* begin Excerpted records *
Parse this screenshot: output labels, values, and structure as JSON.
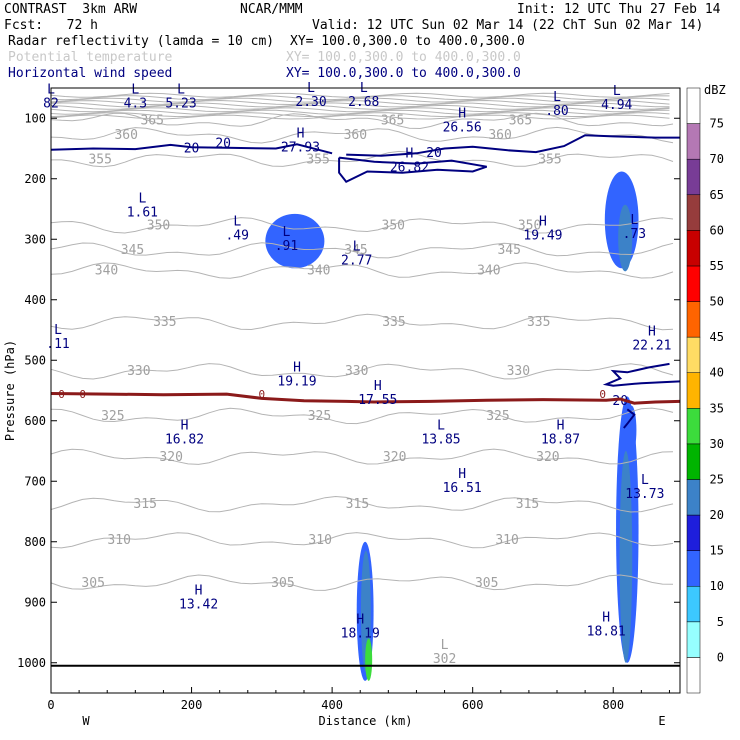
{
  "header": {
    "model": "CONTRAST  3km ARW",
    "center": "NCAR/MMM",
    "init": "Init: 12 UTC Thu 27 Feb 14",
    "fcst": "Fcst:   72 h",
    "valid": "Valid: 12 UTC Sun 02 Mar 14 (22 ChT Sun 02 Mar 14)",
    "fields": [
      {
        "name": "Radar reflectivity (lamda = 10 cm)",
        "xy": "XY= 100.0,300.0 to 400.0,300.0",
        "color": "#000000"
      },
      {
        "name": "Potential temperature",
        "xy": "XY= 100.0,300.0 to 400.0,300.0",
        "color": "#c8c8c8"
      },
      {
        "name": "Horizontal wind speed",
        "xy": "XY= 100.0,300.0 to 400.0,300.0",
        "color": "#000080"
      }
    ]
  },
  "chart_data": {
    "type": "contour",
    "xlabel": "Distance (km)",
    "ylabel": "Pressure (hPa)",
    "xlim": [
      0,
      895
    ],
    "ylim": [
      1050,
      50
    ],
    "x_ticks": [
      0,
      200,
      400,
      600,
      800
    ],
    "y_ticks": [
      100,
      200,
      300,
      400,
      500,
      600,
      700,
      800,
      900,
      1000
    ],
    "x_end_labels": {
      "left": "W",
      "right": "E"
    },
    "colorbar": {
      "unit": "dBZ",
      "levels": [
        0,
        5,
        10,
        15,
        20,
        25,
        30,
        35,
        40,
        45,
        50,
        55,
        60,
        65,
        70,
        75
      ],
      "colors": [
        "#ffffff",
        "#96ffff",
        "#3cc8ff",
        "#3264ff",
        "#1e1edc",
        "#3c82c8",
        "#00b400",
        "#3cdc3c",
        "#ffb400",
        "#ffdc64",
        "#ff6400",
        "#ff0000",
        "#c80000",
        "#963c3c",
        "#783c96",
        "#b478b4",
        "#ffffff"
      ]
    },
    "theta_levels": [
      {
        "value": 305,
        "p": 868
      },
      {
        "value": 310,
        "p": 797
      },
      {
        "value": 315,
        "p": 738
      },
      {
        "value": 320,
        "p": 660
      },
      {
        "value": 325,
        "p": 592
      },
      {
        "value": 330,
        "p": 518
      },
      {
        "value": 335,
        "p": 437
      },
      {
        "value": 340,
        "p": 352
      },
      {
        "value": 345,
        "p": 318
      },
      {
        "value": 350,
        "p": 277
      },
      {
        "value": 355,
        "p": 168
      },
      {
        "value": 360,
        "p": 128
      },
      {
        "value": 365,
        "p": 104
      }
    ],
    "isotherm_0": [
      [
        0,
        555
      ],
      [
        80,
        556
      ],
      [
        160,
        557
      ],
      [
        250,
        556
      ],
      [
        300,
        563
      ],
      [
        360,
        567
      ],
      [
        420,
        568
      ],
      [
        460,
        569
      ],
      [
        540,
        568
      ],
      [
        620,
        566
      ],
      [
        700,
        565
      ],
      [
        790,
        566
      ],
      [
        810,
        564
      ],
      [
        830,
        571
      ],
      [
        860,
        569
      ],
      [
        895,
        568
      ]
    ],
    "wind_20_contours": [
      [
        [
          0,
          152
        ],
        [
          60,
          150
        ],
        [
          120,
          151
        ],
        [
          170,
          144
        ],
        [
          200,
          148
        ],
        [
          260,
          149
        ],
        [
          320,
          150
        ],
        [
          350,
          143
        ],
        [
          380,
          152
        ],
        [
          400,
          158
        ]
      ],
      [
        [
          420,
          160
        ],
        [
          470,
          162
        ],
        [
          520,
          158
        ],
        [
          560,
          150
        ],
        [
          600,
          147
        ],
        [
          650,
          153
        ],
        [
          690,
          156
        ],
        [
          730,
          146
        ],
        [
          760,
          128
        ],
        [
          800,
          130
        ],
        [
          860,
          132
        ],
        [
          895,
          132
        ]
      ],
      [
        [
          410,
          165
        ],
        [
          460,
          172
        ],
        [
          520,
          175
        ],
        [
          570,
          170
        ],
        [
          620,
          180
        ],
        [
          600,
          188
        ],
        [
          550,
          185
        ],
        [
          500,
          190
        ],
        [
          450,
          188
        ],
        [
          420,
          205
        ],
        [
          410,
          190
        ],
        [
          410,
          165
        ]
      ],
      [
        [
          880,
          506
        ],
        [
          850,
          512
        ],
        [
          820,
          520
        ],
        [
          800,
          518
        ],
        [
          810,
          530
        ],
        [
          790,
          540
        ],
        [
          800,
          542
        ],
        [
          840,
          538
        ],
        [
          895,
          535
        ]
      ],
      [
        [
          820,
          581
        ],
        [
          830,
          590
        ],
        [
          820,
          605
        ],
        [
          815,
          612
        ]
      ]
    ],
    "radar_echoes": [
      {
        "x_center": 347,
        "p_center": 303,
        "half_width_km": 42,
        "half_height_hpa": 45,
        "dbz": 10
      },
      {
        "x_center": 812,
        "p_center": 268,
        "half_width_km": 24,
        "half_height_hpa": 80,
        "dbz": 10
      },
      {
        "x_center": 817,
        "p_center": 298,
        "half_width_km": 10,
        "half_height_hpa": 55,
        "dbz": 20
      },
      {
        "x_center": 447,
        "p_center": 915,
        "half_width_km": 12,
        "half_height_hpa": 115,
        "dbz": 10
      },
      {
        "x_center": 448,
        "p_center": 915,
        "half_width_km": 7,
        "half_height_hpa": 100,
        "dbz": 20
      },
      {
        "x_center": 452,
        "p_center": 995,
        "half_width_km": 5,
        "half_height_hpa": 35,
        "dbz": 30
      },
      {
        "x_center": 820,
        "p_center": 780,
        "half_width_km": 16,
        "half_height_hpa": 220,
        "dbz": 10
      },
      {
        "x_center": 818,
        "p_center": 825,
        "half_width_km": 9,
        "half_height_hpa": 175,
        "dbz": 20
      },
      {
        "x_center": 826,
        "p_center": 615,
        "half_width_km": 7,
        "half_height_hpa": 40,
        "dbz": 10
      }
    ],
    "extrema": [
      {
        "t": "L",
        "v": "82",
        "x": 0,
        "p": 82
      },
      {
        "t": "L",
        "v": "4.3",
        "x": 120,
        "p": 82
      },
      {
        "t": "L",
        "v": "5.23",
        "x": 185,
        "p": 82
      },
      {
        "t": "L",
        "v": "2.30",
        "x": 370,
        "p": 80
      },
      {
        "t": "L",
        "v": "2.68",
        "x": 445,
        "p": 80
      },
      {
        "t": "L",
        "v": ".80",
        "x": 720,
        "p": 95
      },
      {
        "t": "L",
        "v": "4.94",
        "x": 805,
        "p": 85
      },
      {
        "t": "H",
        "v": "26.56",
        "x": 585,
        "p": 122
      },
      {
        "t": "H",
        "v": "27.93",
        "x": 355,
        "p": 155
      },
      {
        "t": "H",
        "v": "26.82",
        "x": 510,
        "p": 188
      },
      {
        "t": "L",
        "v": "1.61",
        "x": 130,
        "p": 262
      },
      {
        "t": "L",
        "v": ".49",
        "x": 265,
        "p": 300
      },
      {
        "t": "L",
        "v": ".91",
        "x": 335,
        "p": 318
      },
      {
        "t": "L",
        "v": "2.77",
        "x": 435,
        "p": 342
      },
      {
        "t": "H",
        "v": "19.49",
        "x": 700,
        "p": 300
      },
      {
        "t": "L",
        "v": ".73",
        "x": 830,
        "p": 298
      },
      {
        "t": "L",
        "v": ".11",
        "x": 10,
        "p": 480
      },
      {
        "t": "H",
        "v": "22.21",
        "x": 855,
        "p": 482
      },
      {
        "t": "H",
        "v": "19.19",
        "x": 350,
        "p": 542
      },
      {
        "t": "H",
        "v": "17.55",
        "x": 465,
        "p": 572
      },
      {
        "t": "H",
        "v": "16.82",
        "x": 190,
        "p": 638
      },
      {
        "t": "L",
        "v": "13.85",
        "x": 555,
        "p": 638
      },
      {
        "t": "H",
        "v": "18.87",
        "x": 725,
        "p": 638
      },
      {
        "t": "H",
        "v": "16.51",
        "x": 585,
        "p": 718
      },
      {
        "t": "L",
        "v": "13.73",
        "x": 845,
        "p": 728
      },
      {
        "t": "H",
        "v": "13.42",
        "x": 210,
        "p": 910
      },
      {
        "t": "H",
        "v": "18.19",
        "x": 440,
        "p": 958
      },
      {
        "t": "H",
        "v": "18.81",
        "x": 790,
        "p": 955
      },
      {
        "t": "L",
        "v": "302",
        "x": 560,
        "p": 1000
      }
    ]
  }
}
* end Excerpted records *
Problem » Where does the word "name" appear in the listing? List each line that holds it.

Response to the task »
        "name": "Radar reflectivity (lamda = 10 cm)",
        "name": "Potential temperature",
        "name": "Horizontal wind speed",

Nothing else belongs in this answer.